Lines of data
--- Begin ---

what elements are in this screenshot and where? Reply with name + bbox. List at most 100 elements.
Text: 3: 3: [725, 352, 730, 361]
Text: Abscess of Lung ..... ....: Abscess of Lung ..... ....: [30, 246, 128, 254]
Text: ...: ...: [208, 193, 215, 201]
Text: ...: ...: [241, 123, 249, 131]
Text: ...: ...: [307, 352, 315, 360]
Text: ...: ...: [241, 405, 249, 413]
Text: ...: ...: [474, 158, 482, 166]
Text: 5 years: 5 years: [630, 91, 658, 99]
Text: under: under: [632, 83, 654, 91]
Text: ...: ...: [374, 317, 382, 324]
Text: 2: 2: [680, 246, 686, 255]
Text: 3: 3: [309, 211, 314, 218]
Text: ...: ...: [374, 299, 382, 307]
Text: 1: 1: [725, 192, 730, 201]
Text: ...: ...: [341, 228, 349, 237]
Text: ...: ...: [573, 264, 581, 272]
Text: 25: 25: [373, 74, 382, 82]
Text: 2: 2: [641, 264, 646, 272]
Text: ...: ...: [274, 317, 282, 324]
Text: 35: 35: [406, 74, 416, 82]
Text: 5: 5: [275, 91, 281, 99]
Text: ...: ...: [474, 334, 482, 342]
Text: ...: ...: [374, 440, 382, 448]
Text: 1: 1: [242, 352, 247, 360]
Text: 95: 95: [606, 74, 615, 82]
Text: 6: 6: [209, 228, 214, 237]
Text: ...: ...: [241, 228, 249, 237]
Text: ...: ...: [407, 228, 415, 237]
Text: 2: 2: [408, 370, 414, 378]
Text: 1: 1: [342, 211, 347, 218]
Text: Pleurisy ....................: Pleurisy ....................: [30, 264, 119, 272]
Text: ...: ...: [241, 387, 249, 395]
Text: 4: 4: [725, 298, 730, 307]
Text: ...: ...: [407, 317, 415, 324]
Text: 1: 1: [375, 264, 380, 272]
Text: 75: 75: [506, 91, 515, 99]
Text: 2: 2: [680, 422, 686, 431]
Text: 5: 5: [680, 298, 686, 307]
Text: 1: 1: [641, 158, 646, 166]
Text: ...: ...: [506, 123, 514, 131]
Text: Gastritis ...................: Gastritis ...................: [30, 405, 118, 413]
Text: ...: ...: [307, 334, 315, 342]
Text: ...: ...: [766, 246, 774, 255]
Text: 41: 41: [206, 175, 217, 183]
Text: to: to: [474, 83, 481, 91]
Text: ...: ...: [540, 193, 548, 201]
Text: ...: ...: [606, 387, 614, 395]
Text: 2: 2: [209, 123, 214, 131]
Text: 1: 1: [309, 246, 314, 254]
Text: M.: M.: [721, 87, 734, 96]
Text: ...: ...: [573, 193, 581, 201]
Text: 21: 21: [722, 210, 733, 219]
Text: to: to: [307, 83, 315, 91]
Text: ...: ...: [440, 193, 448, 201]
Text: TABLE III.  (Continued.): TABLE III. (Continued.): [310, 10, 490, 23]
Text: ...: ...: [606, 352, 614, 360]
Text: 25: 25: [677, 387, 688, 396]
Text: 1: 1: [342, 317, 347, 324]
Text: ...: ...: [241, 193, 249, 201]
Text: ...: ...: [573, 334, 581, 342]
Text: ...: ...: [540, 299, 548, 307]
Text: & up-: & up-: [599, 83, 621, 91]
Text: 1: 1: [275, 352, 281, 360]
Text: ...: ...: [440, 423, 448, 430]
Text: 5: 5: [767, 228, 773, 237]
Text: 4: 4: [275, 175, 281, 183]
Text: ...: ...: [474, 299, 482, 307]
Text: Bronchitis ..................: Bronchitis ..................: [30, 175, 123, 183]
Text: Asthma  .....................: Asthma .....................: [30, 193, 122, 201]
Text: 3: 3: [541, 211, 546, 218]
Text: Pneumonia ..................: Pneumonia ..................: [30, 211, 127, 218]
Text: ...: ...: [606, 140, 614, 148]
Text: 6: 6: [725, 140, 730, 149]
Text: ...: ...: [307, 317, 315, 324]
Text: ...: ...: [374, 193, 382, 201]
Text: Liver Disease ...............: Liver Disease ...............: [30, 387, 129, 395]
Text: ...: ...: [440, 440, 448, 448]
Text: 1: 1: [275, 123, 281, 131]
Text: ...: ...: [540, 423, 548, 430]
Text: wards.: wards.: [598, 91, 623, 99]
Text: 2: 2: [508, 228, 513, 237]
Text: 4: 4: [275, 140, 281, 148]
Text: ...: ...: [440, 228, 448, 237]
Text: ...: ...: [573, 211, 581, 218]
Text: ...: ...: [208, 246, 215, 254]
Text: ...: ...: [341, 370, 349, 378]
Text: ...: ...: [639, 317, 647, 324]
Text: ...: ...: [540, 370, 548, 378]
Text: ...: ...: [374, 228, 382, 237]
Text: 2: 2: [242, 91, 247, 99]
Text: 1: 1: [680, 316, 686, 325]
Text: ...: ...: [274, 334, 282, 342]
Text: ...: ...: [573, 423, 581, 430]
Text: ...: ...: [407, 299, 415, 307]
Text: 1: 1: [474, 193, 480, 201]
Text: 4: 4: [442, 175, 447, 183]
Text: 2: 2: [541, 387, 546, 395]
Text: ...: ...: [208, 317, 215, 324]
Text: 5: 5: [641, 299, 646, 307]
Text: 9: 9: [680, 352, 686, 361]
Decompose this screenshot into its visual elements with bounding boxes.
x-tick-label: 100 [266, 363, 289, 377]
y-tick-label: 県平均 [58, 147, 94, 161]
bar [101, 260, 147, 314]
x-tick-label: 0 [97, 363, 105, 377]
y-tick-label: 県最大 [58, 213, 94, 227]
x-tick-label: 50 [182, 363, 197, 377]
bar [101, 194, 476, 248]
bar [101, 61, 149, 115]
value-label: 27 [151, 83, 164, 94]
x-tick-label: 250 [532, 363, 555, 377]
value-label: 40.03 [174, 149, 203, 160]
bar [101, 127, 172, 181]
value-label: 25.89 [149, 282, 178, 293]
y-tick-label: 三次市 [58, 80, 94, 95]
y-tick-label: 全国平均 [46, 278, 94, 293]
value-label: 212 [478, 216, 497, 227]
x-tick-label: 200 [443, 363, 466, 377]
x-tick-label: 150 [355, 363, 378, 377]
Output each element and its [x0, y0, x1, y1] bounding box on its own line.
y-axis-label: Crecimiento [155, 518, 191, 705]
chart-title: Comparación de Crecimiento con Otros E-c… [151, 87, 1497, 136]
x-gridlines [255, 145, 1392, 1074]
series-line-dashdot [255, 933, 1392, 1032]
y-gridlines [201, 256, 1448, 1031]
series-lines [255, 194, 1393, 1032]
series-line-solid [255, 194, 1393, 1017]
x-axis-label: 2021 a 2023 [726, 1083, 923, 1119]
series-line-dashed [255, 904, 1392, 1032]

--- End ---

▶ _PROBLEM TO WORK ON_: Write out every line of the material above, reproducing each one character for character.

▶ _PROBLEM SOLUTION_:
what elements are in this screenshot and where? Reply with name + bbox. List at most 100 elements.
Text: 3: 3: [725, 352, 730, 361]
Text: Abscess of Lung ..... ....: Abscess of Lung ..... ....: [30, 246, 128, 254]
Text: ...: ...: [208, 193, 215, 201]
Text: ...: ...: [241, 123, 249, 131]
Text: ...: ...: [307, 352, 315, 360]
Text: ...: ...: [241, 405, 249, 413]
Text: ...: ...: [474, 158, 482, 166]
Text: 5 years: 5 years: [630, 91, 658, 99]
Text: under: under: [632, 83, 654, 91]
Text: ...: ...: [374, 317, 382, 324]
Text: 2: 2: [680, 246, 686, 255]
Text: 3: 3: [309, 211, 314, 218]
Text: ...: ...: [374, 299, 382, 307]
Text: 1: 1: [725, 192, 730, 201]
Text: ...: ...: [341, 228, 349, 237]
Text: ...: ...: [573, 264, 581, 272]
Text: 25: 25: [373, 74, 382, 82]
Text: 2: 2: [641, 264, 646, 272]
Text: ...: ...: [274, 317, 282, 324]
Text: 35: 35: [406, 74, 416, 82]
Text: 5: 5: [275, 91, 281, 99]
Text: ...: ...: [474, 334, 482, 342]
Text: ...: ...: [374, 440, 382, 448]
Text: 1: 1: [242, 352, 247, 360]
Text: 95: 95: [606, 74, 615, 82]
Text: 6: 6: [209, 228, 214, 237]
Text: ...: ...: [241, 228, 249, 237]
Text: ...: ...: [407, 228, 415, 237]
Text: 2: 2: [408, 370, 414, 378]
Text: 1: 1: [342, 211, 347, 218]
Text: Pleurisy ....................: Pleurisy ....................: [30, 264, 119, 272]
Text: ...: ...: [241, 387, 249, 395]
Text: 4: 4: [725, 298, 730, 307]
Text: ...: ...: [407, 317, 415, 324]
Text: 1: 1: [375, 264, 380, 272]
Text: 75: 75: [506, 91, 515, 99]
Text: 2: 2: [680, 422, 686, 431]
Text: 5: 5: [680, 298, 686, 307]
Text: 1: 1: [641, 158, 646, 166]
Text: ...: ...: [506, 123, 514, 131]
Text: Gastritis ...................: Gastritis ...................: [30, 405, 118, 413]
Text: ...: ...: [307, 334, 315, 342]
Text: ...: ...: [766, 246, 774, 255]
Text: 41: 41: [206, 175, 217, 183]
Text: to: to: [474, 83, 481, 91]
Text: ...: ...: [540, 193, 548, 201]
Text: ...: ...: [606, 387, 614, 395]
Text: 2: 2: [209, 123, 214, 131]
Text: 1: 1: [309, 246, 314, 254]
Text: M.: M.: [721, 87, 734, 96]
Text: ...: ...: [573, 193, 581, 201]
Text: 21: 21: [722, 210, 733, 219]
Text: to: to: [307, 83, 315, 91]
Text: ...: ...: [440, 193, 448, 201]
Text: TABLE III.  (Continued.): TABLE III. (Continued.): [310, 10, 490, 23]
Text: ...: ...: [606, 352, 614, 360]
Text: 25: 25: [677, 387, 688, 396]
Text: 1: 1: [342, 317, 347, 324]
Text: ...: ...: [241, 193, 249, 201]
Text: ...: ...: [573, 334, 581, 342]
Text: ...: ...: [540, 299, 548, 307]
Text: & up-: & up-: [599, 83, 621, 91]
Text: 1: 1: [275, 352, 281, 360]
Text: ...: ...: [440, 423, 448, 430]
Text: 5: 5: [767, 228, 773, 237]
Text: 4: 4: [275, 175, 281, 183]
Text: ...: ...: [474, 299, 482, 307]
Text: Bronchitis ..................: Bronchitis ..................: [30, 175, 123, 183]
Text: Asthma  .....................: Asthma .....................: [30, 193, 122, 201]
Text: 3: 3: [541, 211, 546, 218]
Text: Pneumonia ..................: Pneumonia ..................: [30, 211, 127, 218]
Text: ...: ...: [606, 140, 614, 148]
Text: 6: 6: [725, 140, 730, 149]
Text: ...: ...: [307, 317, 315, 324]
Text: ...: ...: [374, 193, 382, 201]
Text: Liver Disease ...............: Liver Disease ...............: [30, 387, 129, 395]
Text: ...: ...: [440, 440, 448, 448]
Text: 1: 1: [275, 123, 281, 131]
Text: ...: ...: [540, 423, 548, 430]
Text: wards.: wards.: [598, 91, 623, 99]
Text: 2: 2: [508, 228, 513, 237]
Text: 4: 4: [275, 140, 281, 148]
Text: ...: ...: [440, 228, 448, 237]
Text: ...: ...: [573, 211, 581, 218]
Text: ...: ...: [208, 246, 215, 254]
Text: ...: ...: [341, 370, 349, 378]
Text: ...: ...: [639, 317, 647, 324]
Text: ...: ...: [540, 370, 548, 378]
Text: ...: ...: [374, 228, 382, 237]
Text: 2: 2: [242, 91, 247, 99]
Text: 1: 1: [680, 316, 686, 325]
Text: ...: ...: [274, 334, 282, 342]
Text: ...: ...: [573, 423, 581, 430]
Text: ...: ...: [407, 299, 415, 307]
Text: 1: 1: [474, 193, 480, 201]
Text: 4: 4: [442, 175, 447, 183]
Text: 2: 2: [541, 387, 546, 395]
Text: ...: ...: [208, 317, 215, 324]
Text: 5: 5: [641, 299, 646, 307]
Text: 9: 9: [680, 352, 686, 361]
Decompose this screenshot into its visual elements with bounding boxes.
x-tick-label: 100 [266, 363, 289, 377]
y-tick-label: 県平均 [58, 147, 94, 161]
bar [101, 260, 147, 314]
x-tick-label: 0 [97, 363, 105, 377]
y-tick-label: 県最大 [58, 213, 94, 227]
x-tick-label: 50 [182, 363, 197, 377]
bar [101, 194, 476, 248]
bar [101, 61, 149, 115]
value-label: 27 [151, 83, 164, 94]
x-tick-label: 250 [532, 363, 555, 377]
value-label: 40.03 [174, 149, 203, 160]
bar [101, 127, 172, 181]
value-label: 25.89 [149, 282, 178, 293]
y-tick-label: 三次市 [58, 80, 94, 95]
y-tick-label: 全国平均 [46, 278, 94, 293]
value-label: 212 [478, 216, 497, 227]
x-tick-label: 200 [443, 363, 466, 377]
x-tick-label: 150 [355, 363, 378, 377]
Output each element and its [x0, y0, x1, y1] bounding box on its own line.
y-axis-label: Crecimiento [155, 518, 191, 705]
chart-title: Comparación de Crecimiento con Otros E-c… [151, 87, 1497, 136]
x-gridlines [255, 145, 1392, 1074]
series-line-dashdot [255, 933, 1392, 1032]
y-gridlines [201, 256, 1448, 1031]
series-lines [255, 194, 1393, 1032]
series-line-solid [255, 194, 1393, 1017]
x-axis-label: 2021 a 2023 [726, 1083, 923, 1119]
series-line-dashed [255, 904, 1392, 1032]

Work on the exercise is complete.